Figure content listings:
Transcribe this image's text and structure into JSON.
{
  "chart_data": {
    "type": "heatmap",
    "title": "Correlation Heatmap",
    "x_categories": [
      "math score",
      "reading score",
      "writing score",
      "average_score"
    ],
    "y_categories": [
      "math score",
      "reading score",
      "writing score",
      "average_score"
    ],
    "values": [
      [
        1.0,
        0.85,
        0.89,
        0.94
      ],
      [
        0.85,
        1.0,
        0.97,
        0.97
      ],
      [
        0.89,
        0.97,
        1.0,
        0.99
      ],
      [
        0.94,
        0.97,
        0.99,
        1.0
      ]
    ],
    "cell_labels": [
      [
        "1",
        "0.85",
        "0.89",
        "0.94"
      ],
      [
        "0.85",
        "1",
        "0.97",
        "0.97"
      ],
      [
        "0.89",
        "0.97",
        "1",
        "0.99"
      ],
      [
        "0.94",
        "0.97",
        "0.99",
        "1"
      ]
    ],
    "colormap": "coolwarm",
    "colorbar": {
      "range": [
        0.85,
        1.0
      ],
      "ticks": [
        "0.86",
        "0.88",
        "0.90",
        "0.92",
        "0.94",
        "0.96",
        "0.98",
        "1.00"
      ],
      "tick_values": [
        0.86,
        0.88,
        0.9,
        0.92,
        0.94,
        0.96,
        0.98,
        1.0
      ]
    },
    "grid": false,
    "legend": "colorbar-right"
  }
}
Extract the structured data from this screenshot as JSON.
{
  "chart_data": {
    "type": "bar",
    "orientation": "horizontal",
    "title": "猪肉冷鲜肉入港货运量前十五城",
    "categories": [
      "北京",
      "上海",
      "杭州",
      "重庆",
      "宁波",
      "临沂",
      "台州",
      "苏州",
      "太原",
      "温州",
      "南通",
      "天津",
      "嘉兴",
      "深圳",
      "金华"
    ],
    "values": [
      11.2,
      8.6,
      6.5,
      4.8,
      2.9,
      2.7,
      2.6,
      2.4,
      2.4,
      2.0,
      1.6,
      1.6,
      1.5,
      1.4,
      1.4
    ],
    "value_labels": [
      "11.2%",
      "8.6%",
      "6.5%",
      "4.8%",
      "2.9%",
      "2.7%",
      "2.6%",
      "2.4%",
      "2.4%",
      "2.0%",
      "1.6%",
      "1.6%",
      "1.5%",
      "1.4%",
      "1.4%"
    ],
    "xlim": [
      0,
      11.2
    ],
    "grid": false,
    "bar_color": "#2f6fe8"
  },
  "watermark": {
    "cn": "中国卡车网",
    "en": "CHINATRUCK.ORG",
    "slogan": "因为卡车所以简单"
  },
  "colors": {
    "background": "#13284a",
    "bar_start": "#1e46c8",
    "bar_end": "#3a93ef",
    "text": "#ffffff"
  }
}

◆ Task to carry out: Restate all of the entries exactly, please.

◆ Exercise answer:
Transcribe this image's text and structure into JSON.
{
  "chart_data": {
    "type": "heatmap",
    "title": "Correlation Heatmap",
    "x_categories": [
      "math score",
      "reading score",
      "writing score",
      "average_score"
    ],
    "y_categories": [
      "math score",
      "reading score",
      "writing score",
      "average_score"
    ],
    "values": [
      [
        1.0,
        0.85,
        0.89,
        0.94
      ],
      [
        0.85,
        1.0,
        0.97,
        0.97
      ],
      [
        0.89,
        0.97,
        1.0,
        0.99
      ],
      [
        0.94,
        0.97,
        0.99,
        1.0
      ]
    ],
    "cell_labels": [
      [
        "1",
        "0.85",
        "0.89",
        "0.94"
      ],
      [
        "0.85",
        "1",
        "0.97",
        "0.97"
      ],
      [
        "0.89",
        "0.97",
        "1",
        "0.99"
      ],
      [
        "0.94",
        "0.97",
        "0.99",
        "1"
      ]
    ],
    "colormap": "coolwarm",
    "colorbar": {
      "range": [
        0.85,
        1.0
      ],
      "ticks": [
        "0.86",
        "0.88",
        "0.90",
        "0.92",
        "0.94",
        "0.96",
        "0.98",
        "1.00"
      ],
      "tick_values": [
        0.86,
        0.88,
        0.9,
        0.92,
        0.94,
        0.96,
        0.98,
        1.0
      ]
    },
    "grid": false,
    "legend": "colorbar-right"
  }
}
Extract the structured data from this screenshot as JSON.
{
  "chart_data": {
    "type": "bar",
    "orientation": "horizontal",
    "title": "猪肉冷鲜肉入港货运量前十五城",
    "categories": [
      "北京",
      "上海",
      "杭州",
      "重庆",
      "宁波",
      "临沂",
      "台州",
      "苏州",
      "太原",
      "温州",
      "南通",
      "天津",
      "嘉兴",
      "深圳",
      "金华"
    ],
    "values": [
      11.2,
      8.6,
      6.5,
      4.8,
      2.9,
      2.7,
      2.6,
      2.4,
      2.4,
      2.0,
      1.6,
      1.6,
      1.5,
      1.4,
      1.4
    ],
    "value_labels": [
      "11.2%",
      "8.6%",
      "6.5%",
      "4.8%",
      "2.9%",
      "2.7%",
      "2.6%",
      "2.4%",
      "2.4%",
      "2.0%",
      "1.6%",
      "1.6%",
      "1.5%",
      "1.4%",
      "1.4%"
    ],
    "xlim": [
      0,
      11.2
    ],
    "grid": false,
    "bar_color": "#2f6fe8"
  },
  "watermark": {
    "cn": "中国卡车网",
    "en": "CHINATRUCK.ORG",
    "slogan": "因为卡车所以简单"
  },
  "colors": {
    "background": "#13284a",
    "bar_start": "#1e46c8",
    "bar_end": "#3a93ef",
    "text": "#ffffff"
  }
}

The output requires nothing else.